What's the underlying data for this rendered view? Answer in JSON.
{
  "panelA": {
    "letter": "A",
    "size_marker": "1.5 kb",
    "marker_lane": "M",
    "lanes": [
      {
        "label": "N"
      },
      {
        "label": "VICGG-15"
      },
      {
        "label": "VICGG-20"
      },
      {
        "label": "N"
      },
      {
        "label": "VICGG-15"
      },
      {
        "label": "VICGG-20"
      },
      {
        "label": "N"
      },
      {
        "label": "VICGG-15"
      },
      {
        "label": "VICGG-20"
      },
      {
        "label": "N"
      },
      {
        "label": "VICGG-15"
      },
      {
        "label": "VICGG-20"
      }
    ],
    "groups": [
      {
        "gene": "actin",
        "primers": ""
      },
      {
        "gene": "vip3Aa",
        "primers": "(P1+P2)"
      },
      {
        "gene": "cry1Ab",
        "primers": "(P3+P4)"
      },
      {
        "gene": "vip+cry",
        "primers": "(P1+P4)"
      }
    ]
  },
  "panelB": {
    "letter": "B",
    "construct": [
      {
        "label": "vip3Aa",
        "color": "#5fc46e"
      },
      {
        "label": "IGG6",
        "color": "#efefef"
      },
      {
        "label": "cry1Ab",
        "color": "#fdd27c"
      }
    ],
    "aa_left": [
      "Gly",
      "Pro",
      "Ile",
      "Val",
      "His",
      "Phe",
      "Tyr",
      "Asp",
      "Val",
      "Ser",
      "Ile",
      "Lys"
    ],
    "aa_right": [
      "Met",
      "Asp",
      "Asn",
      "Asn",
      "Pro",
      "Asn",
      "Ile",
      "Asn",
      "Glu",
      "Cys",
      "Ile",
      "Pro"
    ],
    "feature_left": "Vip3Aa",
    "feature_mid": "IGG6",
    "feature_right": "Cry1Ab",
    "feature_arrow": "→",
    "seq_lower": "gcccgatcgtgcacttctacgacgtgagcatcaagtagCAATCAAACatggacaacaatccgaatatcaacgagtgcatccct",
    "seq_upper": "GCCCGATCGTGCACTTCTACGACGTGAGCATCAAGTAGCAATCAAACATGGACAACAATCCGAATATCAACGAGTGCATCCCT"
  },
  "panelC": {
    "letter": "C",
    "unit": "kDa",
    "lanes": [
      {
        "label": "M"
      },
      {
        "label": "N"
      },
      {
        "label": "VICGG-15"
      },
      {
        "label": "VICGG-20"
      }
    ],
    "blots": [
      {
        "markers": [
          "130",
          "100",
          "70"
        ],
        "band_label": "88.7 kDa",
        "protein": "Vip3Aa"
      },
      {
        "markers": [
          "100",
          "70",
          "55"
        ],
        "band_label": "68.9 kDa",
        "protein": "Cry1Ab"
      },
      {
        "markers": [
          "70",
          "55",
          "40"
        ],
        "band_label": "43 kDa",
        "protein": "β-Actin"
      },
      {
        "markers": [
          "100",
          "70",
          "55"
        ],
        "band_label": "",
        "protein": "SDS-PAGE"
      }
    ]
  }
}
----------
> [Work to complete] Repeat every record exactly as written, please.

> [Response]
What's the underlying data for this rendered view? Answer in JSON.
{
  "panelA": {
    "letter": "A",
    "size_marker": "1.5 kb",
    "marker_lane": "M",
    "lanes": [
      {
        "label": "N"
      },
      {
        "label": "VICGG-15"
      },
      {
        "label": "VICGG-20"
      },
      {
        "label": "N"
      },
      {
        "label": "VICGG-15"
      },
      {
        "label": "VICGG-20"
      },
      {
        "label": "N"
      },
      {
        "label": "VICGG-15"
      },
      {
        "label": "VICGG-20"
      },
      {
        "label": "N"
      },
      {
        "label": "VICGG-15"
      },
      {
        "label": "VICGG-20"
      }
    ],
    "groups": [
      {
        "gene": "actin",
        "primers": ""
      },
      {
        "gene": "vip3Aa",
        "primers": "(P1+P2)"
      },
      {
        "gene": "cry1Ab",
        "primers": "(P3+P4)"
      },
      {
        "gene": "vip+cry",
        "primers": "(P1+P4)"
      }
    ]
  },
  "panelB": {
    "letter": "B",
    "construct": [
      {
        "label": "vip3Aa",
        "color": "#5fc46e"
      },
      {
        "label": "IGG6",
        "color": "#efefef"
      },
      {
        "label": "cry1Ab",
        "color": "#fdd27c"
      }
    ],
    "aa_left": [
      "Gly",
      "Pro",
      "Ile",
      "Val",
      "His",
      "Phe",
      "Tyr",
      "Asp",
      "Val",
      "Ser",
      "Ile",
      "Lys"
    ],
    "aa_right": [
      "Met",
      "Asp",
      "Asn",
      "Asn",
      "Pro",
      "Asn",
      "Ile",
      "Asn",
      "Glu",
      "Cys",
      "Ile",
      "Pro"
    ],
    "feature_left": "Vip3Aa",
    "feature_mid": "IGG6",
    "feature_right": "Cry1Ab",
    "feature_arrow": "→",
    "seq_lower": "gcccgatcgtgcacttctacgacgtgagcatcaagtagCAATCAAACatggacaacaatccgaatatcaacgagtgcatccct",
    "seq_upper": "GCCCGATCGTGCACTTCTACGACGTGAGCATCAAGTAGCAATCAAACATGGACAACAATCCGAATATCAACGAGTGCATCCCT"
  },
  "panelC": {
    "letter": "C",
    "unit": "kDa",
    "lanes": [
      {
        "label": "M"
      },
      {
        "label": "N"
      },
      {
        "label": "VICGG-15"
      },
      {
        "label": "VICGG-20"
      }
    ],
    "blots": [
      {
        "markers": [
          "130",
          "100",
          "70"
        ],
        "band_label": "88.7 kDa",
        "protein": "Vip3Aa"
      },
      {
        "markers": [
          "100",
          "70",
          "55"
        ],
        "band_label": "68.9 kDa",
        "protein": "Cry1Ab"
      },
      {
        "markers": [
          "70",
          "55",
          "40"
        ],
        "band_label": "43 kDa",
        "protein": "β-Actin"
      },
      {
        "markers": [
          "100",
          "70",
          "55"
        ],
        "band_label": "",
        "protein": "SDS-PAGE"
      }
    ]
  }
}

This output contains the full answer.